EXERCISE DETAILS >>
Copy out all the entries shown below, exactly as they appear.

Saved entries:
▬▬▬▬▬▬▬▬▬▬

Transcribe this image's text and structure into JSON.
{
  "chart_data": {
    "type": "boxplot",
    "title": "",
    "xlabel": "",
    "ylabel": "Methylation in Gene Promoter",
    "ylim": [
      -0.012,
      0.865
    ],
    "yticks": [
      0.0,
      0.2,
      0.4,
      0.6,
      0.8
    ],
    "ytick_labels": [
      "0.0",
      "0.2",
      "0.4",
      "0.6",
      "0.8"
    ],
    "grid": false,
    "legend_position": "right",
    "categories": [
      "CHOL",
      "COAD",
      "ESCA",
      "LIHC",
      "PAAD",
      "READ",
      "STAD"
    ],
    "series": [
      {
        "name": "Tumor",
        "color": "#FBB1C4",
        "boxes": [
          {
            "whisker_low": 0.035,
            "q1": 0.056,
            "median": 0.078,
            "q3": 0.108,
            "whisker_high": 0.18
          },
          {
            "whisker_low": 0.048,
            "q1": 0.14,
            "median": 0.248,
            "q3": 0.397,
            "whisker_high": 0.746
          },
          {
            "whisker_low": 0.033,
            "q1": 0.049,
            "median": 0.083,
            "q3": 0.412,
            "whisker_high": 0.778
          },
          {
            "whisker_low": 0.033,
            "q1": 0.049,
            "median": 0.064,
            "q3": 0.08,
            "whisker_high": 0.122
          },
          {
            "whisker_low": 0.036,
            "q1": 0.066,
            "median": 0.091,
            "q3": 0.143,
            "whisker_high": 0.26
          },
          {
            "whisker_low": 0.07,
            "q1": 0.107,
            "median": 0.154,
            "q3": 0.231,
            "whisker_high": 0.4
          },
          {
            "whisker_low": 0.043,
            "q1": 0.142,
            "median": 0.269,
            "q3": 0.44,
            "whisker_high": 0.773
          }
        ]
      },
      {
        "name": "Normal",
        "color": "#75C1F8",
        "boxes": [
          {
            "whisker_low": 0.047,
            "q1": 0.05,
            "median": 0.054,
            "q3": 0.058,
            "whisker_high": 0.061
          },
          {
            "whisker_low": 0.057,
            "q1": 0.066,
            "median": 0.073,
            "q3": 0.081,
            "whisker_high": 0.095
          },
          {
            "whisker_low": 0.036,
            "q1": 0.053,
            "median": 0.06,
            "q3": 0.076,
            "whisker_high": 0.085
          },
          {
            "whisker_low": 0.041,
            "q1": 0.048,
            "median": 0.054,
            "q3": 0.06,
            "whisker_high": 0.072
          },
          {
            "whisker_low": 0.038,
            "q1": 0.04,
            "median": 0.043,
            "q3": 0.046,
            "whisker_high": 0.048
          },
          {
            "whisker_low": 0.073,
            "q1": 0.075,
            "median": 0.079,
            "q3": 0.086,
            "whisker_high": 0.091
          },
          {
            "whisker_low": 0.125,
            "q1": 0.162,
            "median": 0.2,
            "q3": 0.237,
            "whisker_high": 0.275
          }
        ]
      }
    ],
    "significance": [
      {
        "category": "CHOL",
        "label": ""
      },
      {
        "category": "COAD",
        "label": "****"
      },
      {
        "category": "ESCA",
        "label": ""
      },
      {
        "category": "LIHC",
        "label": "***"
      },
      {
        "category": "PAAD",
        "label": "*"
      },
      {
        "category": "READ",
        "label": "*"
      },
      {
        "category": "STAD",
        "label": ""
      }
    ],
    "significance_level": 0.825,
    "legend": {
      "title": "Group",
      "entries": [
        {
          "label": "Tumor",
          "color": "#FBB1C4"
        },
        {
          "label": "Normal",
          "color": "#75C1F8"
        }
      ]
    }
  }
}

▬▬▬▬▬▬▬▬▬▬

RESPONSE AREA >>
Transcribe this image's text and structure into JSON.
{
  "chart_data": {
    "type": "boxplot",
    "title": "",
    "xlabel": "",
    "ylabel": "Methylation in Gene Promoter",
    "ylim": [
      -0.012,
      0.865
    ],
    "yticks": [
      0.0,
      0.2,
      0.4,
      0.6,
      0.8
    ],
    "ytick_labels": [
      "0.0",
      "0.2",
      "0.4",
      "0.6",
      "0.8"
    ],
    "grid": false,
    "legend_position": "right",
    "categories": [
      "CHOL",
      "COAD",
      "ESCA",
      "LIHC",
      "PAAD",
      "READ",
      "STAD"
    ],
    "series": [
      {
        "name": "Tumor",
        "color": "#FBB1C4",
        "boxes": [
          {
            "whisker_low": 0.035,
            "q1": 0.056,
            "median": 0.078,
            "q3": 0.108,
            "whisker_high": 0.18
          },
          {
            "whisker_low": 0.048,
            "q1": 0.14,
            "median": 0.248,
            "q3": 0.397,
            "whisker_high": 0.746
          },
          {
            "whisker_low": 0.033,
            "q1": 0.049,
            "median": 0.083,
            "q3": 0.412,
            "whisker_high": 0.778
          },
          {
            "whisker_low": 0.033,
            "q1": 0.049,
            "median": 0.064,
            "q3": 0.08,
            "whisker_high": 0.122
          },
          {
            "whisker_low": 0.036,
            "q1": 0.066,
            "median": 0.091,
            "q3": 0.143,
            "whisker_high": 0.26
          },
          {
            "whisker_low": 0.07,
            "q1": 0.107,
            "median": 0.154,
            "q3": 0.231,
            "whisker_high": 0.4
          },
          {
            "whisker_low": 0.043,
            "q1": 0.142,
            "median": 0.269,
            "q3": 0.44,
            "whisker_high": 0.773
          }
        ]
      },
      {
        "name": "Normal",
        "color": "#75C1F8",
        "boxes": [
          {
            "whisker_low": 0.047,
            "q1": 0.05,
            "median": 0.054,
            "q3": 0.058,
            "whisker_high": 0.061
          },
          {
            "whisker_low": 0.057,
            "q1": 0.066,
            "median": 0.073,
            "q3": 0.081,
            "whisker_high": 0.095
          },
          {
            "whisker_low": 0.036,
            "q1": 0.053,
            "median": 0.06,
            "q3": 0.076,
            "whisker_high": 0.085
          },
          {
            "whisker_low": 0.041,
            "q1": 0.048,
            "median": 0.054,
            "q3": 0.06,
            "whisker_high": 0.072
          },
          {
            "whisker_low": 0.038,
            "q1": 0.04,
            "median": 0.043,
            "q3": 0.046,
            "whisker_high": 0.048
          },
          {
            "whisker_low": 0.073,
            "q1": 0.075,
            "median": 0.079,
            "q3": 0.086,
            "whisker_high": 0.091
          },
          {
            "whisker_low": 0.125,
            "q1": 0.162,
            "median": 0.2,
            "q3": 0.237,
            "whisker_high": 0.275
          }
        ]
      }
    ],
    "significance": [
      {
        "category": "CHOL",
        "label": ""
      },
      {
        "category": "COAD",
        "label": "****"
      },
      {
        "category": "ESCA",
        "label": ""
      },
      {
        "category": "LIHC",
        "label": "***"
      },
      {
        "category": "PAAD",
        "label": "*"
      },
      {
        "category": "READ",
        "label": "*"
      },
      {
        "category": "STAD",
        "label": ""
      }
    ],
    "significance_level": 0.825,
    "legend": {
      "title": "Group",
      "entries": [
        {
          "label": "Tumor",
          "color": "#FBB1C4"
        },
        {
          "label": "Normal",
          "color": "#75C1F8"
        }
      ]
    }
  }
}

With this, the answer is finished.